__Rows from a figure dataset__

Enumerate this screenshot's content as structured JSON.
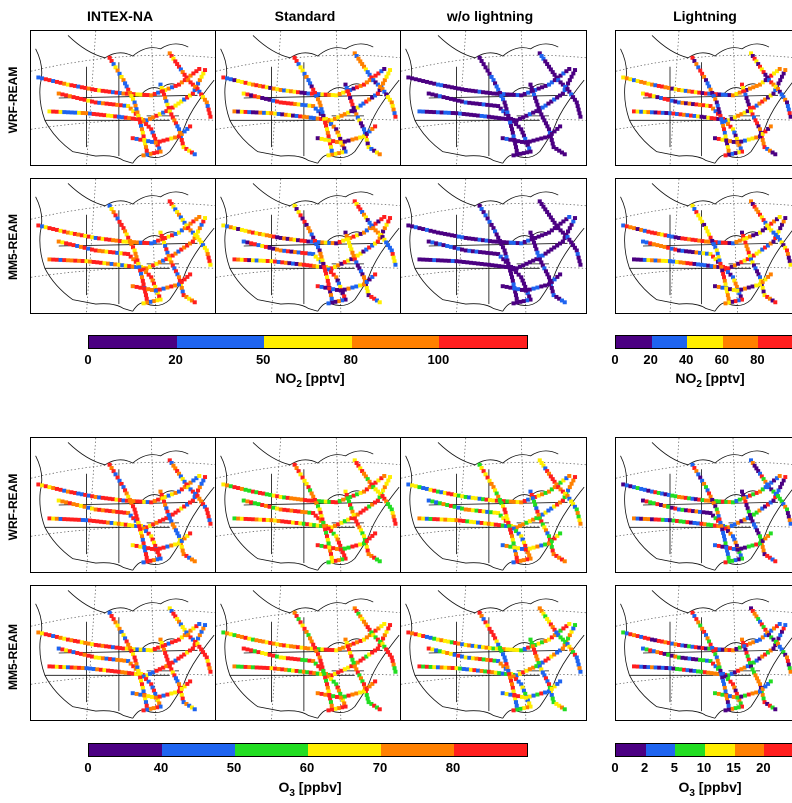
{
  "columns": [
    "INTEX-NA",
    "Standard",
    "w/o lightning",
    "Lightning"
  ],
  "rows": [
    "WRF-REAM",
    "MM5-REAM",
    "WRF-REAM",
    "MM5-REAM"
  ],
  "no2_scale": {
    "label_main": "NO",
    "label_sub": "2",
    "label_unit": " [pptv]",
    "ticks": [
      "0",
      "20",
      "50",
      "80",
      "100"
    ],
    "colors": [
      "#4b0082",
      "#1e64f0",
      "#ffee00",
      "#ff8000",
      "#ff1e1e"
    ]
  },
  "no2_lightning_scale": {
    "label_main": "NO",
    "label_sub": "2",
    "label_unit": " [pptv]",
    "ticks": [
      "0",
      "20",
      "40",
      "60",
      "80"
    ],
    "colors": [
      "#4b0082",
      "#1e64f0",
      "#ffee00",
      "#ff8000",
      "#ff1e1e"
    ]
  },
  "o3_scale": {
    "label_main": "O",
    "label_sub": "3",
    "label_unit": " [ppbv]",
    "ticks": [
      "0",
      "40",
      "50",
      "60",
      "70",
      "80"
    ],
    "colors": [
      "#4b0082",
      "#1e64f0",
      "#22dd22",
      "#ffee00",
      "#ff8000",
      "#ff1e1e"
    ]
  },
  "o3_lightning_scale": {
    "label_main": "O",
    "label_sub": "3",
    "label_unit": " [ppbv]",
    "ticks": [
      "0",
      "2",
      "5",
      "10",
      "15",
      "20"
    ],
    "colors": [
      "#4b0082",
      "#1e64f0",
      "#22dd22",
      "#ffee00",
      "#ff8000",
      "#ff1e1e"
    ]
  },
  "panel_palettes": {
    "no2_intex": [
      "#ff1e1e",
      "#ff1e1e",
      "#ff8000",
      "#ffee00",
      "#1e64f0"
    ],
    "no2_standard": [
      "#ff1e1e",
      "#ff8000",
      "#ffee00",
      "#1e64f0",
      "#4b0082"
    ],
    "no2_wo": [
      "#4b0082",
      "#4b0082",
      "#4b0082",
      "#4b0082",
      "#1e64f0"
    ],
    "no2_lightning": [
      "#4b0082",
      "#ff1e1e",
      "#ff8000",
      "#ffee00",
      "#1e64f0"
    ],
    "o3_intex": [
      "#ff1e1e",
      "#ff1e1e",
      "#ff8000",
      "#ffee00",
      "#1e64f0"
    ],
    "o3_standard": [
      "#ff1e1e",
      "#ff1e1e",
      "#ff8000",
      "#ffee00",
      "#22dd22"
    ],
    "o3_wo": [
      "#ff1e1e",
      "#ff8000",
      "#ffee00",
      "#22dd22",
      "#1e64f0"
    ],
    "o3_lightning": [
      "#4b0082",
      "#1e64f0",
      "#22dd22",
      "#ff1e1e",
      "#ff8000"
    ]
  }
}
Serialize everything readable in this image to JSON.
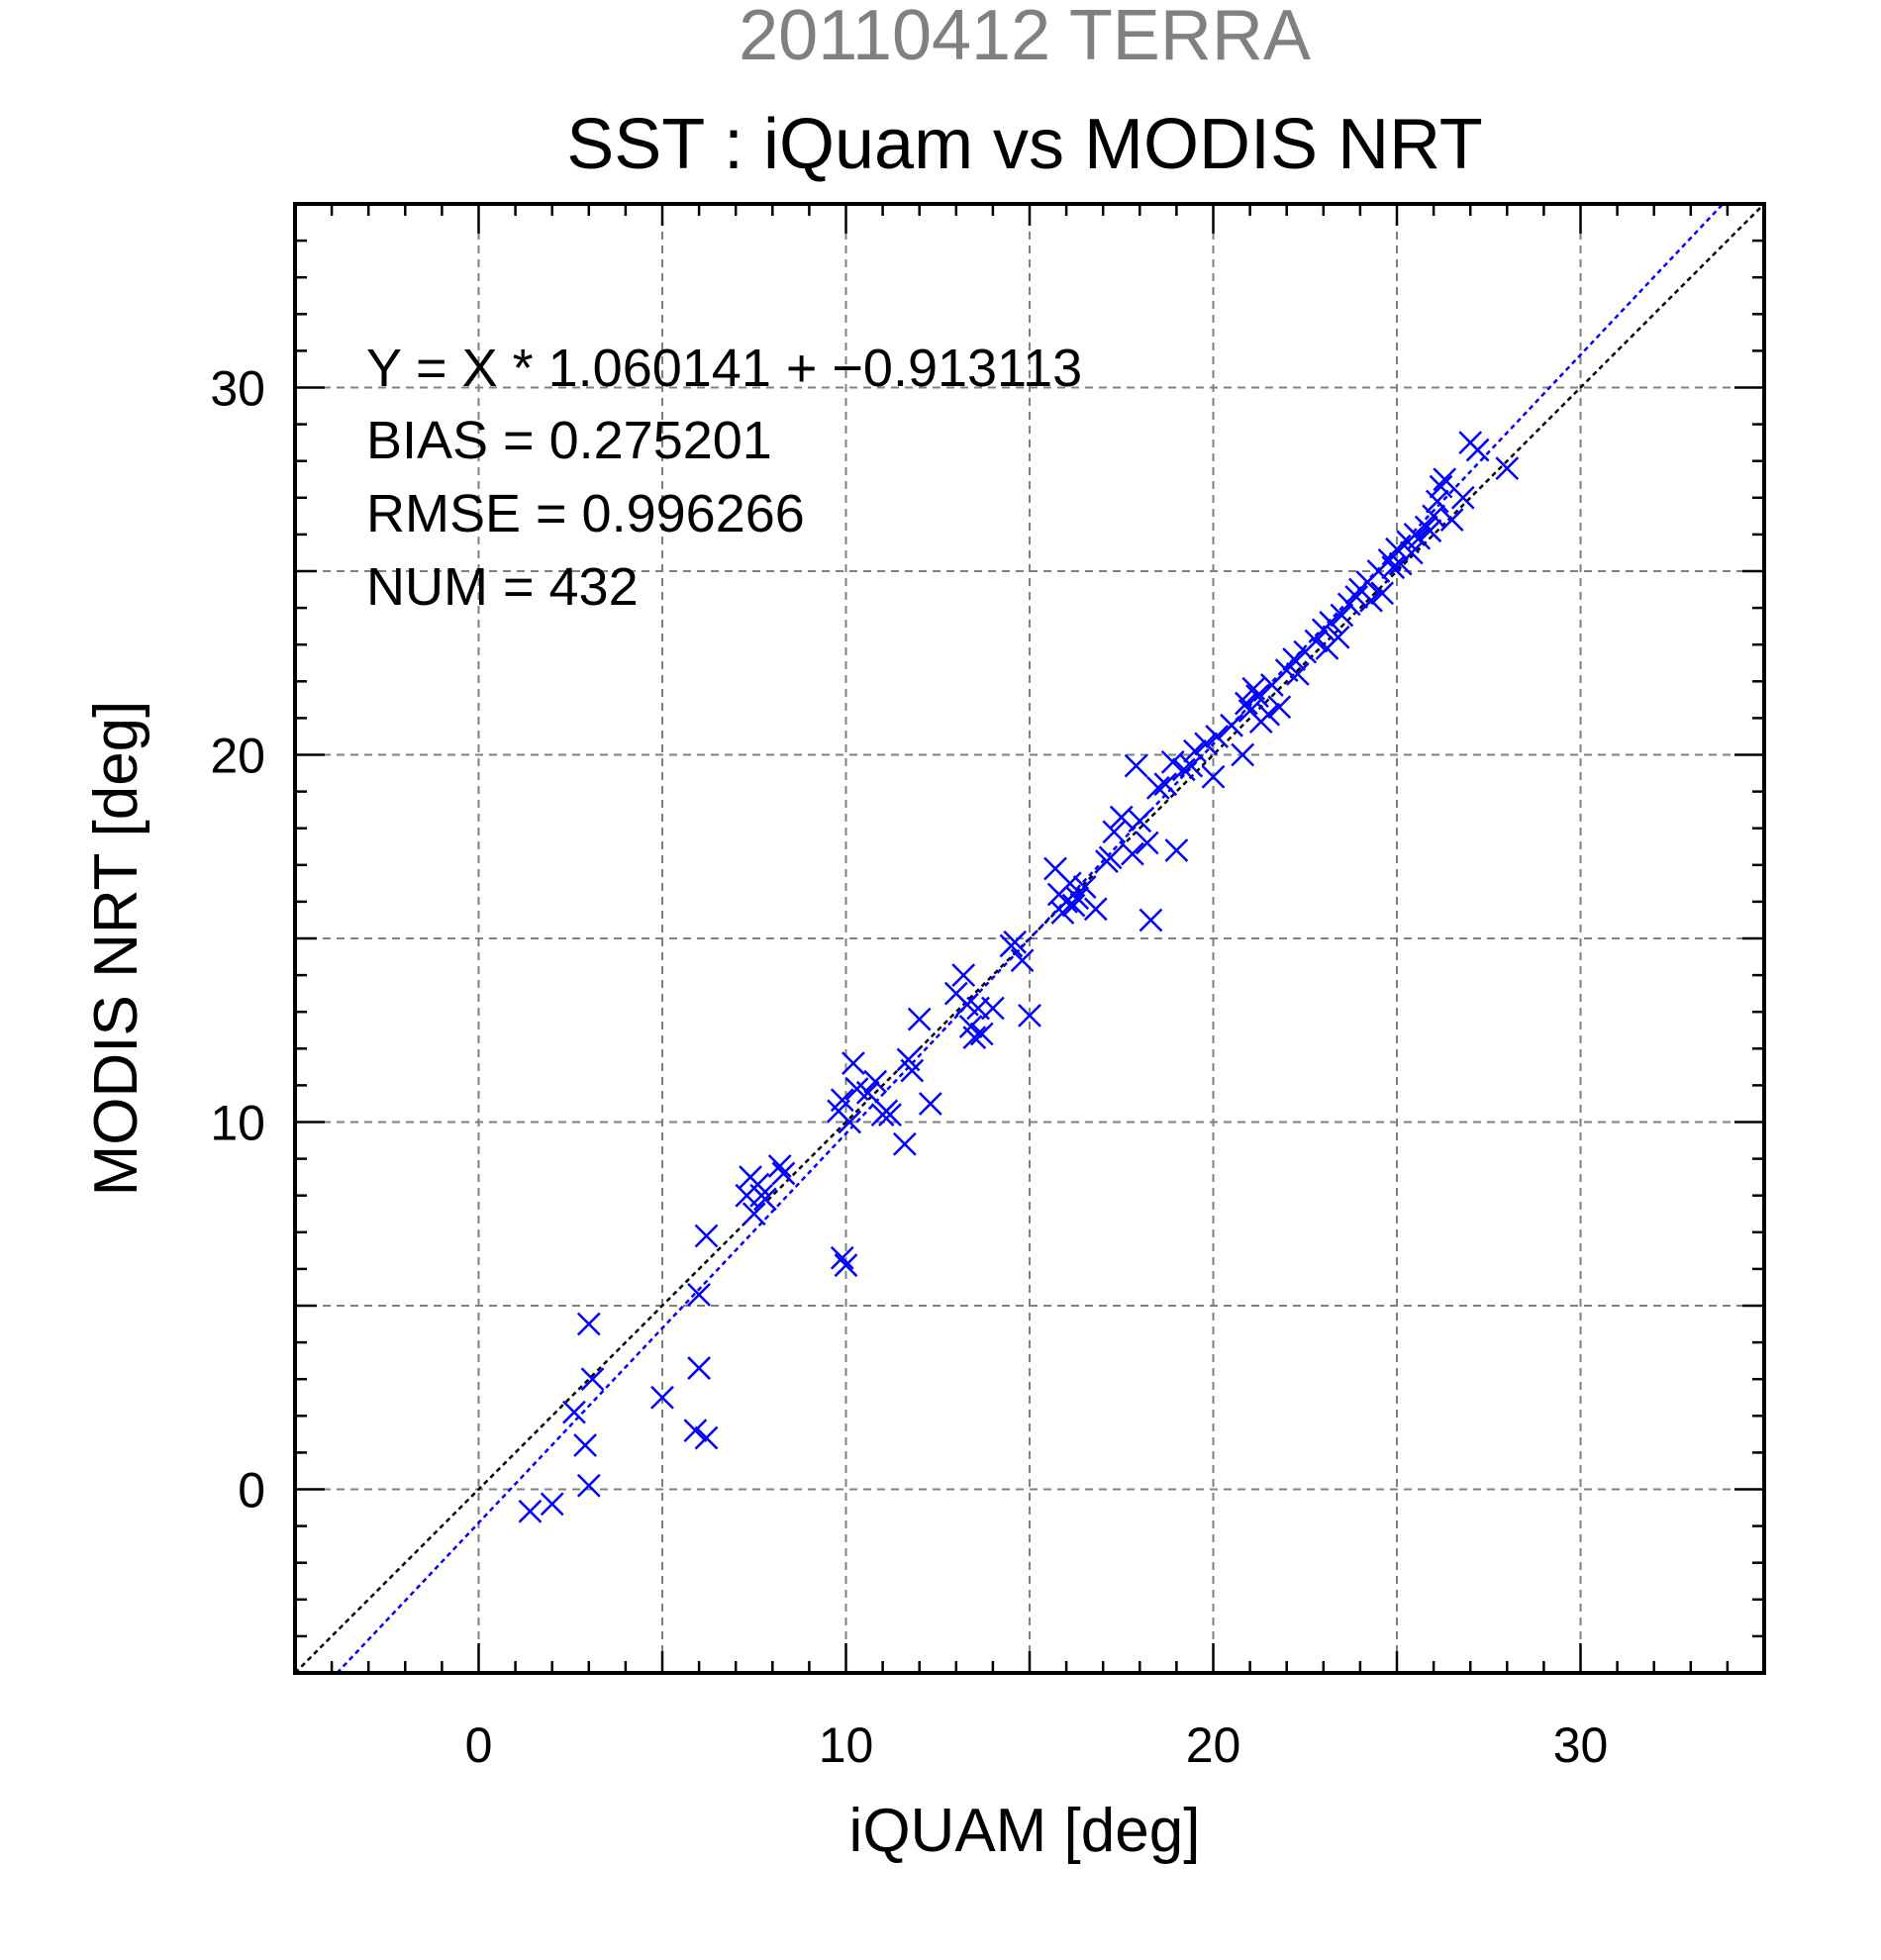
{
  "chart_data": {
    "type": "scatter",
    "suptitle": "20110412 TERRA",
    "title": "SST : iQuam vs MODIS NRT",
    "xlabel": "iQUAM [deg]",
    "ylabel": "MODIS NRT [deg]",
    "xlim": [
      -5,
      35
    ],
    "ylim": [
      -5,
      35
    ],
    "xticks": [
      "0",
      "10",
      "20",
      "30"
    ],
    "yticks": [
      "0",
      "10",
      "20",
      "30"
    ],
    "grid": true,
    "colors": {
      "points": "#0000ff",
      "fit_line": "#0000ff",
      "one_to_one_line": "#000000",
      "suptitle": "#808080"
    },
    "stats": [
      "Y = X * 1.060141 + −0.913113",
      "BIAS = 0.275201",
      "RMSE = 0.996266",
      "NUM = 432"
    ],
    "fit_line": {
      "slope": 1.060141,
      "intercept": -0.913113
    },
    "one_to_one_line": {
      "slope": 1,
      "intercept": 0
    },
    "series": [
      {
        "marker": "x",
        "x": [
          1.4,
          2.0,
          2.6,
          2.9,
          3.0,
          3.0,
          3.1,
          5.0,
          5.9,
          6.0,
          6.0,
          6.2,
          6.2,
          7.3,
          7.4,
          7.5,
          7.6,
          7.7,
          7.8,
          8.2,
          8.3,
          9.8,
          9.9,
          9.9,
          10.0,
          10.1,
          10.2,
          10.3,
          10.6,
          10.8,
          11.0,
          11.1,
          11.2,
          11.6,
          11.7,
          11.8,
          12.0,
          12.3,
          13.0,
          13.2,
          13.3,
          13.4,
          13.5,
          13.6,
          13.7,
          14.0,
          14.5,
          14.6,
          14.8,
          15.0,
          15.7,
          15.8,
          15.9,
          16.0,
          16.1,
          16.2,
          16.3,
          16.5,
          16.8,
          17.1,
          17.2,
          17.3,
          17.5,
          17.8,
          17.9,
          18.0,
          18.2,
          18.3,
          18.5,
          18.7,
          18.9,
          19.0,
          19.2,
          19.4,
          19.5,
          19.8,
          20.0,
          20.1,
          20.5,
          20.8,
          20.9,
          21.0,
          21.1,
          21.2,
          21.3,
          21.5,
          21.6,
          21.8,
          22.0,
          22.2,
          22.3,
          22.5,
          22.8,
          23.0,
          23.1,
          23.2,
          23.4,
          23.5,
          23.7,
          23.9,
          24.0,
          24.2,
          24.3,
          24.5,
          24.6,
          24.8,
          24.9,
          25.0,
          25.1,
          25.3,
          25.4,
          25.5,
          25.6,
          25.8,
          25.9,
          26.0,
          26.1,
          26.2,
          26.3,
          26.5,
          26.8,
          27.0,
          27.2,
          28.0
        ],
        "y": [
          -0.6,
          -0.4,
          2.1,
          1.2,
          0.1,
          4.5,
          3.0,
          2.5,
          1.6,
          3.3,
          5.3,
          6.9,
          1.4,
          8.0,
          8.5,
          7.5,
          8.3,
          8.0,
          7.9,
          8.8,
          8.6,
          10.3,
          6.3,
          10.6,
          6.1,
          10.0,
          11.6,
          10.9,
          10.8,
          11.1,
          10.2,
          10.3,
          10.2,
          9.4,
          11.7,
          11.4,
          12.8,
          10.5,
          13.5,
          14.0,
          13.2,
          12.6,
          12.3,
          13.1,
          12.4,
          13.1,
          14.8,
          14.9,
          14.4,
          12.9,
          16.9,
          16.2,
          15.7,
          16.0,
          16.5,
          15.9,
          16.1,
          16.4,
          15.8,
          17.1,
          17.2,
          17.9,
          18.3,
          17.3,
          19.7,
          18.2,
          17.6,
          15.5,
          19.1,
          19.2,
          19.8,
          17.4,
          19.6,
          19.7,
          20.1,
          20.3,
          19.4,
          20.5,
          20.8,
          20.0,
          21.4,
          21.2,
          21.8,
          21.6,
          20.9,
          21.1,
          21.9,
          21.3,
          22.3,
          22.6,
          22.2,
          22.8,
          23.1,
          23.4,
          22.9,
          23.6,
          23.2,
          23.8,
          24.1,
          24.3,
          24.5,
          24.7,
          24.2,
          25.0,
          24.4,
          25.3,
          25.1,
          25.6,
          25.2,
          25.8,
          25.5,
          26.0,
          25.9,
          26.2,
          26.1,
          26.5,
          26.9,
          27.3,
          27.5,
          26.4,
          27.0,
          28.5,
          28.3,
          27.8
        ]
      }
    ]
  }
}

__TO BE DONE__
Quote all the lines above exactly as given. Do not include the pictures.

__ANSWER IN FULL__
Enumerate this screenshot's content as structured JSON.
{
  "columns": [
    "INTEX-NA",
    "Standard",
    "w/o lightning",
    "Lightning"
  ],
  "rows": [
    "WRF-REAM",
    "MM5-REAM",
    "WRF-REAM",
    "MM5-REAM"
  ],
  "no2_scale": {
    "label_main": "NO",
    "label_sub": "2",
    "label_unit": " [pptv]",
    "ticks": [
      "0",
      "20",
      "50",
      "80",
      "100"
    ],
    "colors": [
      "#4b0082",
      "#1e64f0",
      "#ffee00",
      "#ff8000",
      "#ff1e1e"
    ]
  },
  "no2_lightning_scale": {
    "label_main": "NO",
    "label_sub": "2",
    "label_unit": " [pptv]",
    "ticks": [
      "0",
      "20",
      "40",
      "60",
      "80"
    ],
    "colors": [
      "#4b0082",
      "#1e64f0",
      "#ffee00",
      "#ff8000",
      "#ff1e1e"
    ]
  },
  "o3_scale": {
    "label_main": "O",
    "label_sub": "3",
    "label_unit": " [ppbv]",
    "ticks": [
      "0",
      "40",
      "50",
      "60",
      "70",
      "80"
    ],
    "colors": [
      "#4b0082",
      "#1e64f0",
      "#22dd22",
      "#ffee00",
      "#ff8000",
      "#ff1e1e"
    ]
  },
  "o3_lightning_scale": {
    "label_main": "O",
    "label_sub": "3",
    "label_unit": " [ppbv]",
    "ticks": [
      "0",
      "2",
      "5",
      "10",
      "15",
      "20"
    ],
    "colors": [
      "#4b0082",
      "#1e64f0",
      "#22dd22",
      "#ffee00",
      "#ff8000",
      "#ff1e1e"
    ]
  },
  "panel_palettes": {
    "no2_intex": [
      "#ff1e1e",
      "#ff1e1e",
      "#ff8000",
      "#ffee00",
      "#1e64f0"
    ],
    "no2_standard": [
      "#ff1e1e",
      "#ff8000",
      "#ffee00",
      "#1e64f0",
      "#4b0082"
    ],
    "no2_wo": [
      "#4b0082",
      "#4b0082",
      "#4b0082",
      "#4b0082",
      "#1e64f0"
    ],
    "no2_lightning": [
      "#4b0082",
      "#ff1e1e",
      "#ff8000",
      "#ffee00",
      "#1e64f0"
    ],
    "o3_intex": [
      "#ff1e1e",
      "#ff1e1e",
      "#ff8000",
      "#ffee00",
      "#1e64f0"
    ],
    "o3_standard": [
      "#ff1e1e",
      "#ff1e1e",
      "#ff8000",
      "#ffee00",
      "#22dd22"
    ],
    "o3_wo": [
      "#ff1e1e",
      "#ff8000",
      "#ffee00",
      "#22dd22",
      "#1e64f0"
    ],
    "o3_lightning": [
      "#4b0082",
      "#1e64f0",
      "#22dd22",
      "#ff1e1e",
      "#ff8000"
    ]
  }
}
Serialize everything readable in this image to JSON.
{
  "chart_data": {
    "type": "scatter",
    "suptitle": "20110412 TERRA",
    "title": "SST : iQuam vs MODIS NRT",
    "xlabel": "iQUAM [deg]",
    "ylabel": "MODIS NRT [deg]",
    "xlim": [
      -5,
      35
    ],
    "ylim": [
      -5,
      35
    ],
    "xticks": [
      "0",
      "10",
      "20",
      "30"
    ],
    "yticks": [
      "0",
      "10",
      "20",
      "30"
    ],
    "grid": true,
    "colors": {
      "points": "#0000ff",
      "fit_line": "#0000ff",
      "one_to_one_line": "#000000",
      "suptitle": "#808080"
    },
    "stats": [
      "Y = X * 1.060141 + −0.913113",
      "BIAS = 0.275201",
      "RMSE = 0.996266",
      "NUM = 432"
    ],
    "fit_line": {
      "slope": 1.060141,
      "intercept": -0.913113
    },
    "one_to_one_line": {
      "slope": 1,
      "intercept": 0
    },
    "series": [
      {
        "marker": "x",
        "x": [
          1.4,
          2.0,
          2.6,
          2.9,
          3.0,
          3.0,
          3.1,
          5.0,
          5.9,
          6.0,
          6.0,
          6.2,
          6.2,
          7.3,
          7.4,
          7.5,
          7.6,
          7.7,
          7.8,
          8.2,
          8.3,
          9.8,
          9.9,
          9.9,
          10.0,
          10.1,
          10.2,
          10.3,
          10.6,
          10.8,
          11.0,
          11.1,
          11.2,
          11.6,
          11.7,
          11.8,
          12.0,
          12.3,
          13.0,
          13.2,
          13.3,
          13.4,
          13.5,
          13.6,
          13.7,
          14.0,
          14.5,
          14.6,
          14.8,
          15.0,
          15.7,
          15.8,
          15.9,
          16.0,
          16.1,
          16.2,
          16.3,
          16.5,
          16.8,
          17.1,
          17.2,
          17.3,
          17.5,
          17.8,
          17.9,
          18.0,
          18.2,
          18.3,
          18.5,
          18.7,
          18.9,
          19.0,
          19.2,
          19.4,
          19.5,
          19.8,
          20.0,
          20.1,
          20.5,
          20.8,
          20.9,
          21.0,
          21.1,
          21.2,
          21.3,
          21.5,
          21.6,
          21.8,
          22.0,
          22.2,
          22.3,
          22.5,
          22.8,
          23.0,
          23.1,
          23.2,
          23.4,
          23.5,
          23.7,
          23.9,
          24.0,
          24.2,
          24.3,
          24.5,
          24.6,
          24.8,
          24.9,
          25.0,
          25.1,
          25.3,
          25.4,
          25.5,
          25.6,
          25.8,
          25.9,
          26.0,
          26.1,
          26.2,
          26.3,
          26.5,
          26.8,
          27.0,
          27.2,
          28.0
        ],
        "y": [
          -0.6,
          -0.4,
          2.1,
          1.2,
          0.1,
          4.5,
          3.0,
          2.5,
          1.6,
          3.3,
          5.3,
          6.9,
          1.4,
          8.0,
          8.5,
          7.5,
          8.3,
          8.0,
          7.9,
          8.8,
          8.6,
          10.3,
          6.3,
          10.6,
          6.1,
          10.0,
          11.6,
          10.9,
          10.8,
          11.1,
          10.2,
          10.3,
          10.2,
          9.4,
          11.7,
          11.4,
          12.8,
          10.5,
          13.5,
          14.0,
          13.2,
          12.6,
          12.3,
          13.1,
          12.4,
          13.1,
          14.8,
          14.9,
          14.4,
          12.9,
          16.9,
          16.2,
          15.7,
          16.0,
          16.5,
          15.9,
          16.1,
          16.4,
          15.8,
          17.1,
          17.2,
          17.9,
          18.3,
          17.3,
          19.7,
          18.2,
          17.6,
          15.5,
          19.1,
          19.2,
          19.8,
          17.4,
          19.6,
          19.7,
          20.1,
          20.3,
          19.4,
          20.5,
          20.8,
          20.0,
          21.4,
          21.2,
          21.8,
          21.6,
          20.9,
          21.1,
          21.9,
          21.3,
          22.3,
          22.6,
          22.2,
          22.8,
          23.1,
          23.4,
          22.9,
          23.6,
          23.2,
          23.8,
          24.1,
          24.3,
          24.5,
          24.7,
          24.2,
          25.0,
          24.4,
          25.3,
          25.1,
          25.6,
          25.2,
          25.8,
          25.5,
          26.0,
          25.9,
          26.2,
          26.1,
          26.5,
          26.9,
          27.3,
          27.5,
          26.4,
          27.0,
          28.5,
          28.3,
          27.8
        ]
      }
    ]
  }
}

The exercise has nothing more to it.